---------- Excerpted records
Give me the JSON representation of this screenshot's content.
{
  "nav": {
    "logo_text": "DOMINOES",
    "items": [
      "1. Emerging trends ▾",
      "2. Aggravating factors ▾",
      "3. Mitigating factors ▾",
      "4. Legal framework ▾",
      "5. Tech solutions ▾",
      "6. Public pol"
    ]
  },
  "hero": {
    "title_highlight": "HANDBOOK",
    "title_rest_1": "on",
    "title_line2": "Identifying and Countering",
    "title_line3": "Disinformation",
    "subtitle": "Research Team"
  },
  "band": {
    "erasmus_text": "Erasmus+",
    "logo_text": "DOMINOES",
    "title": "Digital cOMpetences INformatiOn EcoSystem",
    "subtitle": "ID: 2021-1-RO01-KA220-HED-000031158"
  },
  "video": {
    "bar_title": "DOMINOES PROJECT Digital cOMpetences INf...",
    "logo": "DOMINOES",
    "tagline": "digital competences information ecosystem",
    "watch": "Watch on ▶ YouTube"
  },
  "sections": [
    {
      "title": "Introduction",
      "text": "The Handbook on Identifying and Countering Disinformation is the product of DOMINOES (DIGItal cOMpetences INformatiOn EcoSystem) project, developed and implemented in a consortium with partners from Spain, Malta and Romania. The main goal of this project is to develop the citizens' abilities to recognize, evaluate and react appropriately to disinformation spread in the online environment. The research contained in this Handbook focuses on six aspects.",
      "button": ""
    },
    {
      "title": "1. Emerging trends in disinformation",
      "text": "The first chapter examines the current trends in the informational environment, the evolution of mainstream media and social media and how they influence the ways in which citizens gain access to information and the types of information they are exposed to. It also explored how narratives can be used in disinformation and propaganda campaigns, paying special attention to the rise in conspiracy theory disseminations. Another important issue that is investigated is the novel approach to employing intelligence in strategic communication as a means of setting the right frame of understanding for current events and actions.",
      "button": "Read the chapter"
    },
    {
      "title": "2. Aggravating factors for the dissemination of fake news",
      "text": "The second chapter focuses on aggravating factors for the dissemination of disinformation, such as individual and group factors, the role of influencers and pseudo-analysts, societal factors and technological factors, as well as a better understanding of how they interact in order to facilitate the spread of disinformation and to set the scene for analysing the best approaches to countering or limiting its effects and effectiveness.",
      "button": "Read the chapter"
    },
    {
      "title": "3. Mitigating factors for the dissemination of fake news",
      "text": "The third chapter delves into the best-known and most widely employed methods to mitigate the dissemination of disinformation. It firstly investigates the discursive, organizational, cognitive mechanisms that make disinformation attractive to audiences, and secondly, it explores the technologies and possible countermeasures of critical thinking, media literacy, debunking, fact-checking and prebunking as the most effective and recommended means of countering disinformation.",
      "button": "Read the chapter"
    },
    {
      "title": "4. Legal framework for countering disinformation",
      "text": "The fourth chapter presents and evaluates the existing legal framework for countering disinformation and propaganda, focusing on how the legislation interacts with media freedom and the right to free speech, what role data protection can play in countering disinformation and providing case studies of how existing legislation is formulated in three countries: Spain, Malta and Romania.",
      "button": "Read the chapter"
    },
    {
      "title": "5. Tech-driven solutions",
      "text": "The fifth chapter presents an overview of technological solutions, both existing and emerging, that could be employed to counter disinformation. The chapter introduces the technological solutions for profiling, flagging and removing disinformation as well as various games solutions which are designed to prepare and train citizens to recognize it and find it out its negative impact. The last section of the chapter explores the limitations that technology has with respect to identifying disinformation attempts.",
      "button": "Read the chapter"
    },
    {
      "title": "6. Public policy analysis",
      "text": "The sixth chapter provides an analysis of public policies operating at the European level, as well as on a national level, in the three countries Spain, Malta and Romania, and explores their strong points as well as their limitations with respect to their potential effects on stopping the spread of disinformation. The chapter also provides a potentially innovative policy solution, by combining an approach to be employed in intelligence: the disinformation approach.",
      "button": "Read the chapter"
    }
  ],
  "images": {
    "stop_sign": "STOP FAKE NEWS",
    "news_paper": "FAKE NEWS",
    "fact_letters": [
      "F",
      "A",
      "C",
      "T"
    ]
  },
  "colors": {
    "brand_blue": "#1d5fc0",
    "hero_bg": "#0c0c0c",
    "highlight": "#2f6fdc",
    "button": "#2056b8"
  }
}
--------------------
* Exercise objective
Write out every entry exactly as given.

* Output for this exercise
Give me the JSON representation of this screenshot's content.
{
  "nav": {
    "logo_text": "DOMINOES",
    "items": [
      "1. Emerging trends ▾",
      "2. Aggravating factors ▾",
      "3. Mitigating factors ▾",
      "4. Legal framework ▾",
      "5. Tech solutions ▾",
      "6. Public pol"
    ]
  },
  "hero": {
    "title_highlight": "HANDBOOK",
    "title_rest_1": "on",
    "title_line2": "Identifying and Countering",
    "title_line3": "Disinformation",
    "subtitle": "Research Team"
  },
  "band": {
    "erasmus_text": "Erasmus+",
    "logo_text": "DOMINOES",
    "title": "Digital cOMpetences INformatiOn EcoSystem",
    "subtitle": "ID: 2021-1-RO01-KA220-HED-000031158"
  },
  "video": {
    "bar_title": "DOMINOES PROJECT Digital cOMpetences INf...",
    "logo": "DOMINOES",
    "tagline": "digital competences information ecosystem",
    "watch": "Watch on ▶ YouTube"
  },
  "sections": [
    {
      "title": "Introduction",
      "text": "The Handbook on Identifying and Countering Disinformation is the product of DOMINOES (DIGItal cOMpetences INformatiOn EcoSystem) project, developed and implemented in a consortium with partners from Spain, Malta and Romania. The main goal of this project is to develop the citizens' abilities to recognize, evaluate and react appropriately to disinformation spread in the online environment. The research contained in this Handbook focuses on six aspects.",
      "button": ""
    },
    {
      "title": "1. Emerging trends in disinformation",
      "text": "The first chapter examines the current trends in the informational environment, the evolution of mainstream media and social media and how they influence the ways in which citizens gain access to information and the types of information they are exposed to. It also explored how narratives can be used in disinformation and propaganda campaigns, paying special attention to the rise in conspiracy theory disseminations. Another important issue that is investigated is the novel approach to employing intelligence in strategic communication as a means of setting the right frame of understanding for current events and actions.",
      "button": "Read the chapter"
    },
    {
      "title": "2. Aggravating factors for the dissemination of fake news",
      "text": "The second chapter focuses on aggravating factors for the dissemination of disinformation, such as individual and group factors, the role of influencers and pseudo-analysts, societal factors and technological factors, as well as a better understanding of how they interact in order to facilitate the spread of disinformation and to set the scene for analysing the best approaches to countering or limiting its effects and effectiveness.",
      "button": "Read the chapter"
    },
    {
      "title": "3. Mitigating factors for the dissemination of fake news",
      "text": "The third chapter delves into the best-known and most widely employed methods to mitigate the dissemination of disinformation. It firstly investigates the discursive, organizational, cognitive mechanisms that make disinformation attractive to audiences, and secondly, it explores the technologies and possible countermeasures of critical thinking, media literacy, debunking, fact-checking and prebunking as the most effective and recommended means of countering disinformation.",
      "button": "Read the chapter"
    },
    {
      "title": "4. Legal framework for countering disinformation",
      "text": "The fourth chapter presents and evaluates the existing legal framework for countering disinformation and propaganda, focusing on how the legislation interacts with media freedom and the right to free speech, what role data protection can play in countering disinformation and providing case studies of how existing legislation is formulated in three countries: Spain, Malta and Romania.",
      "button": "Read the chapter"
    },
    {
      "title": "5. Tech-driven solutions",
      "text": "The fifth chapter presents an overview of technological solutions, both existing and emerging, that could be employed to counter disinformation. The chapter introduces the technological solutions for profiling, flagging and removing disinformation as well as various games solutions which are designed to prepare and train citizens to recognize it and find it out its negative impact. The last section of the chapter explores the limitations that technology has with respect to identifying disinformation attempts.",
      "button": "Read the chapter"
    },
    {
      "title": "6. Public policy analysis",
      "text": "The sixth chapter provides an analysis of public policies operating at the European level, as well as on a national level, in the three countries Spain, Malta and Romania, and explores their strong points as well as their limitations with respect to their potential effects on stopping the spread of disinformation. The chapter also provides a potentially innovative policy solution, by combining an approach to be employed in intelligence: the disinformation approach.",
      "button": "Read the chapter"
    }
  ],
  "images": {
    "stop_sign": "STOP FAKE NEWS",
    "news_paper": "FAKE NEWS",
    "fact_letters": [
      "F",
      "A",
      "C",
      "T"
    ]
  },
  "colors": {
    "brand_blue": "#1d5fc0",
    "hero_bg": "#0c0c0c",
    "highlight": "#2f6fdc",
    "button": "#2056b8"
  }
}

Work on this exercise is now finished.